Problem description: Reproduce the complete listing without any deviation.

[Data excerpts]
§

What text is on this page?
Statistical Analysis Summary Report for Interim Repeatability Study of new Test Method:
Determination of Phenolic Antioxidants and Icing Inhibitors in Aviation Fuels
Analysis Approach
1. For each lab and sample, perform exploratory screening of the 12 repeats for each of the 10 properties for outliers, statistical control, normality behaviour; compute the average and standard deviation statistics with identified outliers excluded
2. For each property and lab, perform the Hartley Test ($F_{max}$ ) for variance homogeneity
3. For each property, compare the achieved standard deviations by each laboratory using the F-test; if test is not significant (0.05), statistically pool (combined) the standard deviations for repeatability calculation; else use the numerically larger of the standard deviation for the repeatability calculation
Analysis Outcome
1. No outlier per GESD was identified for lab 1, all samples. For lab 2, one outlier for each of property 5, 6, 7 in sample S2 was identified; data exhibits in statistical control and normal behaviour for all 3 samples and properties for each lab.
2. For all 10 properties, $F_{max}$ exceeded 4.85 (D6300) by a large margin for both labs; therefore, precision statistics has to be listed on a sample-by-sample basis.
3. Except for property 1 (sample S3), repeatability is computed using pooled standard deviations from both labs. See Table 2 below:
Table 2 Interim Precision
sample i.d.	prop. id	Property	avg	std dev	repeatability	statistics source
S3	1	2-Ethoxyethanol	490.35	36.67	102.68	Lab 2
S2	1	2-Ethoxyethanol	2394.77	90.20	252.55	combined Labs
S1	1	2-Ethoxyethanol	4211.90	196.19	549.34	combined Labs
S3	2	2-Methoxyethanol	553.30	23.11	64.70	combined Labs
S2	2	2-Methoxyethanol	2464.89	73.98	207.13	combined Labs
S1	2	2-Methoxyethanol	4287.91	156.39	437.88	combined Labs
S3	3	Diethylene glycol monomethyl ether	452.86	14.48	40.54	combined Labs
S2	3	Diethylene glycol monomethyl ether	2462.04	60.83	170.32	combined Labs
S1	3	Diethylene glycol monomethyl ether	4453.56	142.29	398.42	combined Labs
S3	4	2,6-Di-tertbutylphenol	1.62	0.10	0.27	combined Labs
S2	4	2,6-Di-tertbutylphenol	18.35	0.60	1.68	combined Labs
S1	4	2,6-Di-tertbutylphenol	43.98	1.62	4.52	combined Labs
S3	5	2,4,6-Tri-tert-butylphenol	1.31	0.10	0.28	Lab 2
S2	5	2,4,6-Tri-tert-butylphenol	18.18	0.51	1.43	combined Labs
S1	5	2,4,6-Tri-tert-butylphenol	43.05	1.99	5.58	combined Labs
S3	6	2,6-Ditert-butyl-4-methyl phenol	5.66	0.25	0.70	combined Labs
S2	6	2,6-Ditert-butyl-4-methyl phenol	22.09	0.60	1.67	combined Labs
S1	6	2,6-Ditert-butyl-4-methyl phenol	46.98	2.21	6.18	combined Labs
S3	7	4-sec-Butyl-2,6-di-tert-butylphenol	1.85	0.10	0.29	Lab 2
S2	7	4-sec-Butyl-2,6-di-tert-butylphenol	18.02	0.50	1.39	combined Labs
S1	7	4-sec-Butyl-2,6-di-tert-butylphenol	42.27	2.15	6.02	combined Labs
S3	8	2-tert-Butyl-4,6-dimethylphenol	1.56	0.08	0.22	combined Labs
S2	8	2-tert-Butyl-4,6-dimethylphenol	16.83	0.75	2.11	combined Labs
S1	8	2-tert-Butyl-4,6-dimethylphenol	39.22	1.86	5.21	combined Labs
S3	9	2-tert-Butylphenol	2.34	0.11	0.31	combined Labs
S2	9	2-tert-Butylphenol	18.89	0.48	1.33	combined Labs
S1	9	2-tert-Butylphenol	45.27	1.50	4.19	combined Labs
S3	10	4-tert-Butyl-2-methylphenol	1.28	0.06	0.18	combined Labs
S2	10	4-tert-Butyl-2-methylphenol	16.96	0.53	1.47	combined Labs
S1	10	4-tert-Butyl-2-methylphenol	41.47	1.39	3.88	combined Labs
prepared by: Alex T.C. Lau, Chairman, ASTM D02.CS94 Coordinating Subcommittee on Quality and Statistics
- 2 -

§

Correct response:
What text is on this page?
Statistical Analysis Summary Report for Interim Repeatability Study of new Test Method:
Determination of Phenolic Antioxidants and Icing Inhibitors in Aviation Fuels
Analysis Approach
1. For each lab and sample, perform exploratory screening of the 12 repeats for each of the 10 properties for outliers, statistical control, normality behaviour; compute the average and standard deviation statistics with identified outliers excluded
2. For each property and lab, perform the Hartley Test ($F_{max}$ ) for variance homogeneity
3. For each property, compare the achieved standard deviations by each laboratory using the F-test; if test is not significant (0.05), statistically pool (combined) the standard deviations for repeatability calculation; else use the numerically larger of the standard deviation for the repeatability calculation
Analysis Outcome
1. No outlier per GESD was identified for lab 1, all samples. For lab 2, one outlier for each of property 5, 6, 7 in sample S2 was identified; data exhibits in statistical control and normal behaviour for all 3 samples and properties for each lab.
2. For all 10 properties, $F_{max}$ exceeded 4.85 (D6300) by a large margin for both labs; therefore, precision statistics has to be listed on a sample-by-sample basis.
3. Except for property 1 (sample S3), repeatability is computed using pooled standard deviations from both labs. See Table 2 below:
Table 2 Interim Precision
sample i.d.	prop. id	Property	avg	std dev	repeatability	statistics source
S3	1	2-Ethoxyethanol	490.35	36.67	102.68	Lab 2
S2	1	2-Ethoxyethanol	2394.77	90.20	252.55	combined Labs
S1	1	2-Ethoxyethanol	4211.90	196.19	549.34	combined Labs
S3	2	2-Methoxyethanol	553.30	23.11	64.70	combined Labs
S2	2	2-Methoxyethanol	2464.89	73.98	207.13	combined Labs
S1	2	2-Methoxyethanol	4287.91	156.39	437.88	combined Labs
S3	3	Diethylene glycol monomethyl ether	452.86	14.48	40.54	combined Labs
S2	3	Diethylene glycol monomethyl ether	2462.04	60.83	170.32	combined Labs
S1	3	Diethylene glycol monomethyl ether	4453.56	142.29	398.42	combined Labs
S3	4	2,6-Di-tertbutylphenol	1.62	0.10	0.27	combined Labs
S2	4	2,6-Di-tertbutylphenol	18.35	0.60	1.68	combined Labs
S1	4	2,6-Di-tertbutylphenol	43.98	1.62	4.52	combined Labs
S3	5	2,4,6-Tri-tert-butylphenol	1.31	0.10	0.28	Lab 2
S2	5	2,4,6-Tri-tert-butylphenol	18.18	0.51	1.43	combined Labs
S1	5	2,4,6-Tri-tert-butylphenol	43.05	1.99	5.58	combined Labs
S3	6	2,6-Ditert-butyl-4-methyl phenol	5.66	0.25	0.70	combined Labs
S2	6	2,6-Ditert-butyl-4-methyl phenol	22.09	0.60	1.67	combined Labs
S1	6	2,6-Ditert-butyl-4-methyl phenol	46.98	2.21	6.18	combined Labs
S3	7	4-sec-Butyl-2,6-di-tert-butylphenol	1.85	0.10	0.29	Lab 2
S2	7	4-sec-Butyl-2,6-di-tert-butylphenol	18.02	0.50	1.39	combined Labs
S1	7	4-sec-Butyl-2,6-di-tert-butylphenol	42.27	2.15	6.02	combined Labs
S3	8	2-tert-Butyl-4,6-dimethylphenol	1.56	0.08	0.22	combined Labs
S2	8	2-tert-Butyl-4,6-dimethylphenol	16.83	0.75	2.11	combined Labs
S1	8	2-tert-Butyl-4,6-dimethylphenol	39.22	1.86	5.21	combined Labs
S3	9	2-tert-Butylphenol	2.34	0.11	0.31	combined Labs
S2	9	2-tert-Butylphenol	18.89	0.48	1.33	combined Labs
S1	9	2-tert-Butylphenol	45.27	1.50	4.19	combined Labs
S3	10	4-tert-Butyl-2-methylphenol	1.28	0.06	0.18	combined Labs
S2	10	4-tert-Butyl-2-methylphenol	16.96	0.53	1.47	combined Labs
S1	10	4-tert-Butyl-2-methylphenol	41.47	1.39	3.88	combined Labs
prepared by: Alex T.C. Lau, Chairman, ASTM D02.CS94 Coordinating Subcommittee on Quality and Statistics
- 2 -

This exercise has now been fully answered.